→ **WHAT IS EXPECTED**
Output the data word for word, dropping every image.

→ **DATA SHOWN**

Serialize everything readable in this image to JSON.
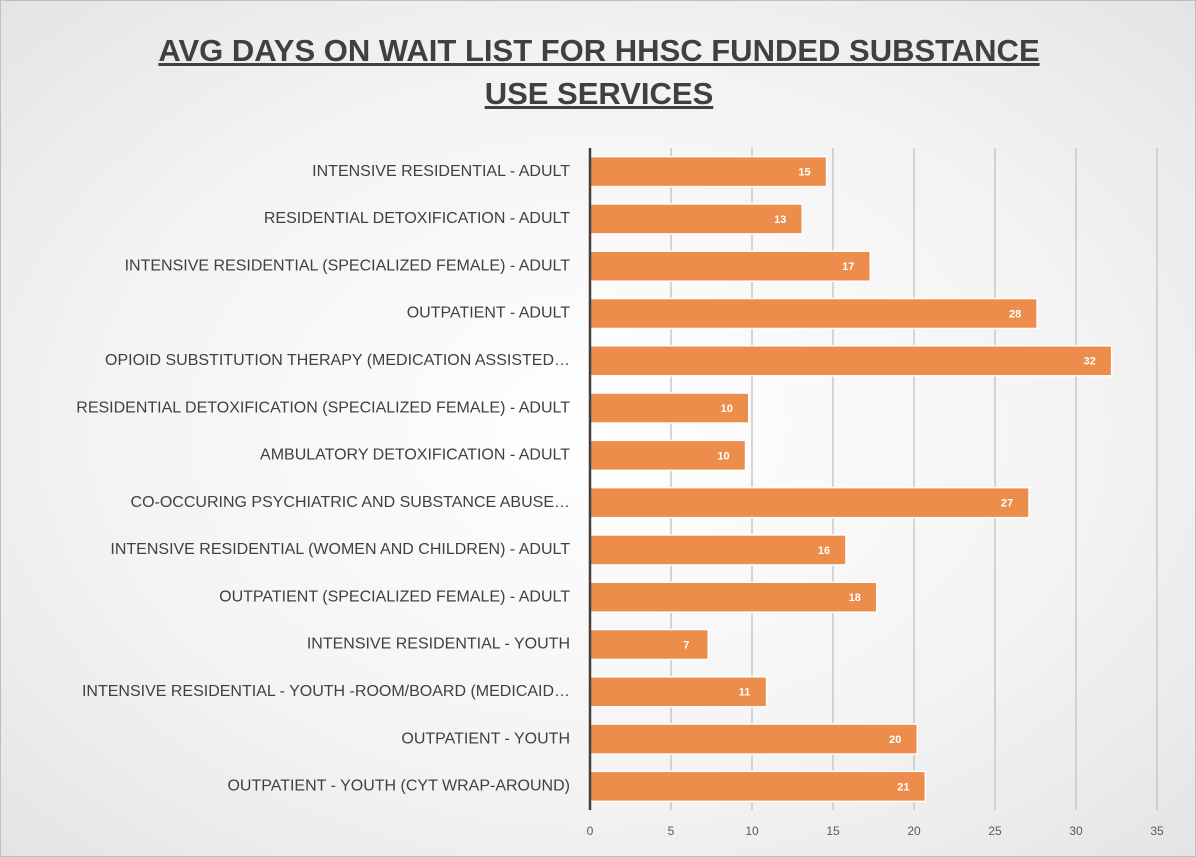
{
  "chart_data": {
    "type": "bar",
    "orientation": "horizontal",
    "title": "AVG DAYS ON WAIT LIST FOR HHSC FUNDED SUBSTANCE USE SERVICES",
    "categories": [
      "INTENSIVE RESIDENTIAL - ADULT",
      "RESIDENTIAL DETOXIFICATION - ADULT",
      "INTENSIVE RESIDENTIAL (SPECIALIZED FEMALE) - ADULT",
      "OUTPATIENT - ADULT",
      "OPIOID SUBSTITUTION THERAPY (MEDICATION ASSISTED…",
      "RESIDENTIAL DETOXIFICATION (SPECIALIZED FEMALE) - ADULT",
      "AMBULATORY DETOXIFICATION - ADULT",
      "CO-OCCURING PSYCHIATRIC AND SUBSTANCE ABUSE…",
      "INTENSIVE RESIDENTIAL (WOMEN AND CHILDREN) - ADULT",
      "OUTPATIENT (SPECIALIZED FEMALE) - ADULT",
      "INTENSIVE RESIDENTIAL - YOUTH",
      "INTENSIVE RESIDENTIAL - YOUTH -ROOM/BOARD (MEDICAID…",
      "OUTPATIENT - YOUTH",
      "OUTPATIENT - YOUTH (CYT WRAP-AROUND)"
    ],
    "values": [
      14.6,
      13.1,
      17.3,
      27.6,
      32.2,
      9.8,
      9.6,
      27.1,
      15.8,
      17.7,
      7.3,
      10.9,
      20.2,
      20.7
    ],
    "value_labels": [
      "15",
      "13",
      "17",
      "28",
      "32",
      "10",
      "10",
      "27",
      "16",
      "18",
      "7",
      "11",
      "20",
      "21"
    ],
    "color": "#ed8d4c",
    "xlim": [
      0,
      35
    ],
    "xticks": [
      0,
      5,
      10,
      15,
      20,
      25,
      30,
      35
    ],
    "grid": true
  }
}
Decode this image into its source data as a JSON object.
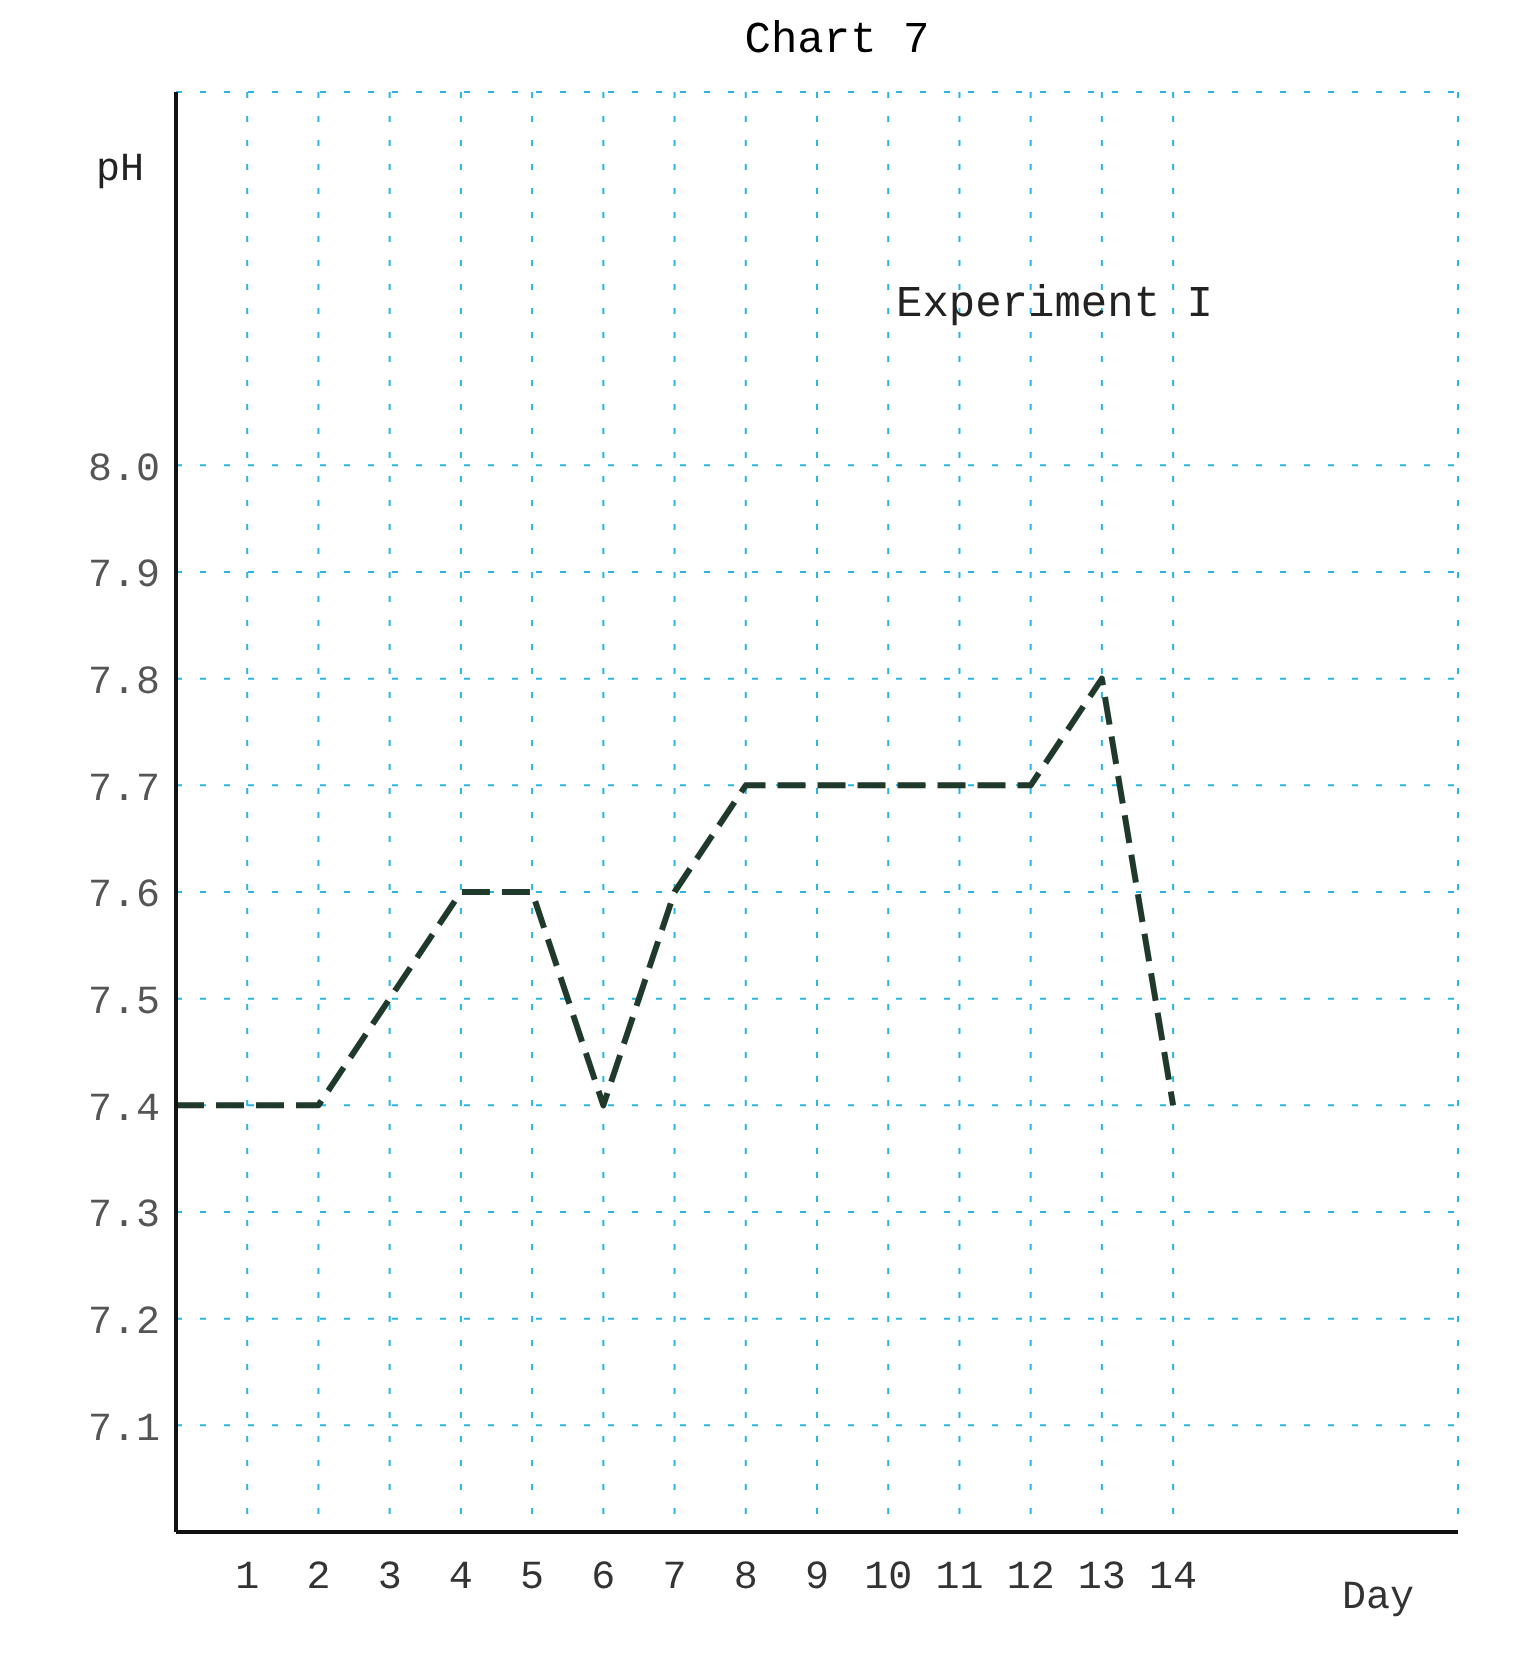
{
  "chart_data": {
    "type": "line",
    "title": "Chart 7",
    "xlabel": "Day",
    "ylabel": "pH",
    "annotations": [
      "Experiment I"
    ],
    "x": [
      0,
      1,
      2,
      3,
      4,
      5,
      6,
      7,
      8,
      9,
      10,
      11,
      12,
      13,
      14
    ],
    "series": [
      {
        "color": "#1f3a2a",
        "values": [
          7.4,
          7.4,
          7.4,
          7.5,
          7.6,
          7.6,
          7.4,
          7.6,
          7.7,
          7.7,
          7.7,
          7.7,
          7.7,
          7.8,
          7.4
        ]
      }
    ],
    "xlim": [
      0,
      18
    ],
    "xticks": [
      1,
      2,
      3,
      4,
      5,
      6,
      7,
      8,
      9,
      10,
      11,
      12,
      13,
      14
    ],
    "ylim": [
      7.0,
      8.35
    ],
    "yticks": [
      7.1,
      7.2,
      7.3,
      7.4,
      7.5,
      7.6,
      7.7,
      7.8,
      7.9,
      {
        "value": 8,
        "label": "8.0"
      }
    ],
    "grid": true,
    "marker": "none",
    "line_style": "dashed"
  }
}
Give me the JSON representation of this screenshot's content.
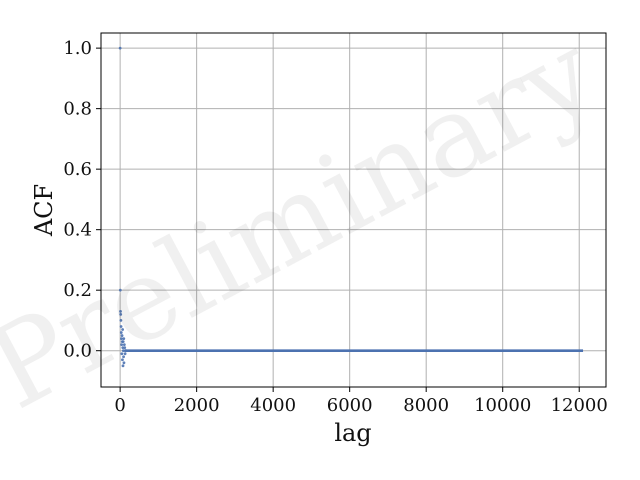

→ **RESULT FOR THIS TASK**
Serialize everything readable in this image to JSON.
{
  "chart_data": {
    "type": "bar",
    "orientation": "horizontal",
    "title": "AVG DAYS ON WAIT LIST FOR HHSC FUNDED SUBSTANCE USE SERVICES",
    "categories": [
      "INTENSIVE RESIDENTIAL - ADULT",
      "RESIDENTIAL DETOXIFICATION - ADULT",
      "INTENSIVE RESIDENTIAL (SPECIALIZED FEMALE) - ADULT",
      "OUTPATIENT - ADULT",
      "OPIOID SUBSTITUTION THERAPY (MEDICATION ASSISTED…",
      "RESIDENTIAL DETOXIFICATION (SPECIALIZED FEMALE) - ADULT",
      "AMBULATORY DETOXIFICATION - ADULT",
      "CO-OCCURING PSYCHIATRIC AND SUBSTANCE ABUSE…",
      "INTENSIVE RESIDENTIAL (WOMEN AND CHILDREN) - ADULT",
      "OUTPATIENT (SPECIALIZED FEMALE) - ADULT",
      "INTENSIVE RESIDENTIAL - YOUTH",
      "INTENSIVE RESIDENTIAL - YOUTH -ROOM/BOARD (MEDICAID…",
      "OUTPATIENT - YOUTH",
      "OUTPATIENT - YOUTH (CYT WRAP-AROUND)"
    ],
    "values": [
      14.6,
      13.1,
      17.3,
      27.6,
      32.2,
      9.8,
      9.6,
      27.1,
      15.8,
      17.7,
      7.3,
      10.9,
      20.2,
      20.7
    ],
    "value_labels": [
      "15",
      "13",
      "17",
      "28",
      "32",
      "10",
      "10",
      "27",
      "16",
      "18",
      "7",
      "11",
      "20",
      "21"
    ],
    "color": "#ed8d4c",
    "xlim": [
      0,
      35
    ],
    "xticks": [
      0,
      5,
      10,
      15,
      20,
      25,
      30,
      35
    ],
    "grid": true
  }
}
Decode this image into its source data as a JSON object.
{
  "chart_data": {
    "type": "line",
    "title": "Chart 7",
    "xlabel": "Day",
    "ylabel": "pH",
    "annotations": [
      "Experiment I"
    ],
    "x": [
      0,
      1,
      2,
      3,
      4,
      5,
      6,
      7,
      8,
      9,
      10,
      11,
      12,
      13,
      14
    ],
    "series": [
      {
        "color": "#1f3a2a",
        "values": [
          7.4,
          7.4,
          7.4,
          7.5,
          7.6,
          7.6,
          7.4,
          7.6,
          7.7,
          7.7,
          7.7,
          7.7,
          7.7,
          7.8,
          7.4
        ]
      }
    ],
    "xlim": [
      0,
      18
    ],
    "xticks": [
      1,
      2,
      3,
      4,
      5,
      6,
      7,
      8,
      9,
      10,
      11,
      12,
      13,
      14
    ],
    "ylim": [
      7.0,
      8.35
    ],
    "yticks": [
      7.1,
      7.2,
      7.3,
      7.4,
      7.5,
      7.6,
      7.7,
      7.8,
      7.9,
      {
        "value": 8,
        "label": "8.0"
      }
    ],
    "grid": true,
    "marker": "none",
    "line_style": "dashed"
  }
}
Give me the JSON representation of this screenshot's content.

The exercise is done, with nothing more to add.